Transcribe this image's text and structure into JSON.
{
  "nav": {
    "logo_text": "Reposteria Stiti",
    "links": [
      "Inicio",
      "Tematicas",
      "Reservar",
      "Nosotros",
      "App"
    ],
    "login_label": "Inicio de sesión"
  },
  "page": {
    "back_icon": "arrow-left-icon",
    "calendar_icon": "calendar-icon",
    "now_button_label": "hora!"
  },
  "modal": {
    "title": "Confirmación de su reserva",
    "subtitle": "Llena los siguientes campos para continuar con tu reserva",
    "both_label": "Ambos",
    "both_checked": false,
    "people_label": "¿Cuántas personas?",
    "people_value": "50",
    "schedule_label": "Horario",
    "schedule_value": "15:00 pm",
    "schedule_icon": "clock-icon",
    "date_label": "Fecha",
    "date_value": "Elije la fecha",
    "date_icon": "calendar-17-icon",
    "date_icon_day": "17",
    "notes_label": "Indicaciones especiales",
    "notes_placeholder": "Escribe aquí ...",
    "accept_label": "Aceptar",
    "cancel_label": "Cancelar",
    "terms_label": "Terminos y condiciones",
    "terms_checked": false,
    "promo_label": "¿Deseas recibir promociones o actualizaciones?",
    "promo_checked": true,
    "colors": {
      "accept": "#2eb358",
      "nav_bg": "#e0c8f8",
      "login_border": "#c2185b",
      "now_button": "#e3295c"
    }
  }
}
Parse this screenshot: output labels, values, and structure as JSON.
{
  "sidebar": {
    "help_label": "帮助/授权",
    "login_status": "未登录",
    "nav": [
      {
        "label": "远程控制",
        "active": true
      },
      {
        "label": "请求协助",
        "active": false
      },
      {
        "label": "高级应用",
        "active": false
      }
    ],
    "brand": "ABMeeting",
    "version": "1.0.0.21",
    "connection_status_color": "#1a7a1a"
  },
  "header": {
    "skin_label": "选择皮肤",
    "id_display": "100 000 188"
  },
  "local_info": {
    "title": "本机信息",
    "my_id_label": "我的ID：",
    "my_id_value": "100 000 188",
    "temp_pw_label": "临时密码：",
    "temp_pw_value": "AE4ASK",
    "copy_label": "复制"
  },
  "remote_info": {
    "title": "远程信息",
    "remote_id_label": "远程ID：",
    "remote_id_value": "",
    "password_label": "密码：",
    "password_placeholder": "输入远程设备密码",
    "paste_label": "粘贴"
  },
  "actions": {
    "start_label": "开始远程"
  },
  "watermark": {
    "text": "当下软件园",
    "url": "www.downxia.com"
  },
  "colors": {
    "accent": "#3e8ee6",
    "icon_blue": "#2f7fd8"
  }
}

::::::::::

> _Challenge_
Exactly reproduce every record.

> _The solution_
Transcribe this image's text and structure into JSON.
{
  "nav": {
    "logo_text": "Reposteria Stiti",
    "links": [
      "Inicio",
      "Tematicas",
      "Reservar",
      "Nosotros",
      "App"
    ],
    "login_label": "Inicio de sesión"
  },
  "page": {
    "back_icon": "arrow-left-icon",
    "calendar_icon": "calendar-icon",
    "now_button_label": "hora!"
  },
  "modal": {
    "title": "Confirmación de su reserva",
    "subtitle": "Llena los siguientes campos para continuar con tu reserva",
    "both_label": "Ambos",
    "both_checked": false,
    "people_label": "¿Cuántas personas?",
    "people_value": "50",
    "schedule_label": "Horario",
    "schedule_value": "15:00 pm",
    "schedule_icon": "clock-icon",
    "date_label": "Fecha",
    "date_value": "Elije la fecha",
    "date_icon": "calendar-17-icon",
    "date_icon_day": "17",
    "notes_label": "Indicaciones especiales",
    "notes_placeholder": "Escribe aquí ...",
    "accept_label": "Aceptar",
    "cancel_label": "Cancelar",
    "terms_label": "Terminos y condiciones",
    "terms_checked": false,
    "promo_label": "¿Deseas recibir promociones o actualizaciones?",
    "promo_checked": true,
    "colors": {
      "accept": "#2eb358",
      "nav_bg": "#e0c8f8",
      "login_border": "#c2185b",
      "now_button": "#e3295c"
    }
  }
}
Parse this screenshot: output labels, values, and structure as JSON.
{
  "sidebar": {
    "help_label": "帮助/授权",
    "login_status": "未登录",
    "nav": [
      {
        "label": "远程控制",
        "active": true
      },
      {
        "label": "请求协助",
        "active": false
      },
      {
        "label": "高级应用",
        "active": false
      }
    ],
    "brand": "ABMeeting",
    "version": "1.0.0.21",
    "connection_status_color": "#1a7a1a"
  },
  "header": {
    "skin_label": "选择皮肤",
    "id_display": "100 000 188"
  },
  "local_info": {
    "title": "本机信息",
    "my_id_label": "我的ID：",
    "my_id_value": "100 000 188",
    "temp_pw_label": "临时密码：",
    "temp_pw_value": "AE4ASK",
    "copy_label": "复制"
  },
  "remote_info": {
    "title": "远程信息",
    "remote_id_label": "远程ID：",
    "remote_id_value": "",
    "password_label": "密码：",
    "password_placeholder": "输入远程设备密码",
    "paste_label": "粘贴"
  },
  "actions": {
    "start_label": "开始远程"
  },
  "watermark": {
    "text": "当下软件园",
    "url": "www.downxia.com"
  },
  "colors": {
    "accent": "#3e8ee6",
    "icon_blue": "#2f7fd8"
  }
}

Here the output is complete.